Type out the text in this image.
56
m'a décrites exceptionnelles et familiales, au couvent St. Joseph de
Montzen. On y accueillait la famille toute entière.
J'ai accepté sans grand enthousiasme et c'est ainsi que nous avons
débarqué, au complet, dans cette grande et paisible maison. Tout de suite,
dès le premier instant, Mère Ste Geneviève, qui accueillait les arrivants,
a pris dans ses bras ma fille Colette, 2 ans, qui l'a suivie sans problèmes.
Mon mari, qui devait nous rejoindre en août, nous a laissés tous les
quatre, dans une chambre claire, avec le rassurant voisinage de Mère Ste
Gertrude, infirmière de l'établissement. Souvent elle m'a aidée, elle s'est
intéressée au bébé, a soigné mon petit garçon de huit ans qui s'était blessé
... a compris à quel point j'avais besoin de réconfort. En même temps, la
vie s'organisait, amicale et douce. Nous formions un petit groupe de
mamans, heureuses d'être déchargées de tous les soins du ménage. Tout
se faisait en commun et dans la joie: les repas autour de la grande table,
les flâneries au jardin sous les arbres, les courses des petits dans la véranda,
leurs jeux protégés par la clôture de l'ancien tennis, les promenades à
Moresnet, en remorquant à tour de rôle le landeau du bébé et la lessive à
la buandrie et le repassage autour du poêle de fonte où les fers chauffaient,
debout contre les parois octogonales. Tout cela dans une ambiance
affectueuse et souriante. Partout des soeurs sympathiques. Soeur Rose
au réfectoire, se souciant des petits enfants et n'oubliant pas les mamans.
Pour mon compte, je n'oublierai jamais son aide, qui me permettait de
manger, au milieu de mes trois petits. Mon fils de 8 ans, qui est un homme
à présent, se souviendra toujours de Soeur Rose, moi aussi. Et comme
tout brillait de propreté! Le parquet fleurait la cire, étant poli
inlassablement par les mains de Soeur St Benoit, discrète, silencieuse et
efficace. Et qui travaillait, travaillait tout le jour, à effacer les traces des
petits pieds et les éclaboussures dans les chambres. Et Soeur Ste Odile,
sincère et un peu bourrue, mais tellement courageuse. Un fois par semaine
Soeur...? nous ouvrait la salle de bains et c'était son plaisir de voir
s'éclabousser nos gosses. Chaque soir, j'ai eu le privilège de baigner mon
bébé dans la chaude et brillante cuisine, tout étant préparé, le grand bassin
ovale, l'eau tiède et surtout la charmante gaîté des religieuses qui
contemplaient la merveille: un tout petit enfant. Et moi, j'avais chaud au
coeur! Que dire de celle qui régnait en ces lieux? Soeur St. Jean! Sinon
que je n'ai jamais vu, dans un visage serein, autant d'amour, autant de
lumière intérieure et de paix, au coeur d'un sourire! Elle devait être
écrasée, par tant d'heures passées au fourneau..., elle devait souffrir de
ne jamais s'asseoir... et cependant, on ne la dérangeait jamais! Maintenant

§

Print the records above in full, exactly.

Type out the text in this image.
56
m'a décrites exceptionnelles et familiales, au couvent St. Joseph de
Montzen. On y accueillait la famille toute entière.
J'ai accepté sans grand enthousiasme et c'est ainsi que nous avons
débarqué, au complet, dans cette grande et paisible maison. Tout de suite,
dès le premier instant, Mère Ste Geneviève, qui accueillait les arrivants,
a pris dans ses bras ma fille Colette, 2 ans, qui l'a suivie sans problèmes.
Mon mari, qui devait nous rejoindre en août, nous a laissés tous les
quatre, dans une chambre claire, avec le rassurant voisinage de Mère Ste
Gertrude, infirmière de l'établissement. Souvent elle m'a aidée, elle s'est
intéressée au bébé, a soigné mon petit garçon de huit ans qui s'était blessé
... a compris à quel point j'avais besoin de réconfort. En même temps, la
vie s'organisait, amicale et douce. Nous formions un petit groupe de
mamans, heureuses d'être déchargées de tous les soins du ménage. Tout
se faisait en commun et dans la joie: les repas autour de la grande table,
les flâneries au jardin sous les arbres, les courses des petits dans la véranda,
leurs jeux protégés par la clôture de l'ancien tennis, les promenades à
Moresnet, en remorquant à tour de rôle le landeau du bébé et la lessive à
la buandrie et le repassage autour du poêle de fonte où les fers chauffaient,
debout contre les parois octogonales. Tout cela dans une ambiance
affectueuse et souriante. Partout des soeurs sympathiques. Soeur Rose
au réfectoire, se souciant des petits enfants et n'oubliant pas les mamans.
Pour mon compte, je n'oublierai jamais son aide, qui me permettait de
manger, au milieu de mes trois petits. Mon fils de 8 ans, qui est un homme
à présent, se souviendra toujours de Soeur Rose, moi aussi. Et comme
tout brillait de propreté! Le parquet fleurait la cire, étant poli
inlassablement par les mains de Soeur St Benoit, discrète, silencieuse et
efficace. Et qui travaillait, travaillait tout le jour, à effacer les traces des
petits pieds et les éclaboussures dans les chambres. Et Soeur Ste Odile,
sincère et un peu bourrue, mais tellement courageuse. Un fois par semaine
Soeur...? nous ouvrait la salle de bains et c'était son plaisir de voir
s'éclabousser nos gosses. Chaque soir, j'ai eu le privilège de baigner mon
bébé dans la chaude et brillante cuisine, tout étant préparé, le grand bassin
ovale, l'eau tiède et surtout la charmante gaîté des religieuses qui
contemplaient la merveille: un tout petit enfant. Et moi, j'avais chaud au
coeur! Que dire de celle qui régnait en ces lieux? Soeur St. Jean! Sinon
que je n'ai jamais vu, dans un visage serein, autant d'amour, autant de
lumière intérieure et de paix, au coeur d'un sourire! Elle devait être
écrasée, par tant d'heures passées au fourneau..., elle devait souffrir de
ne jamais s'asseoir... et cependant, on ne la dérangeait jamais! Maintenant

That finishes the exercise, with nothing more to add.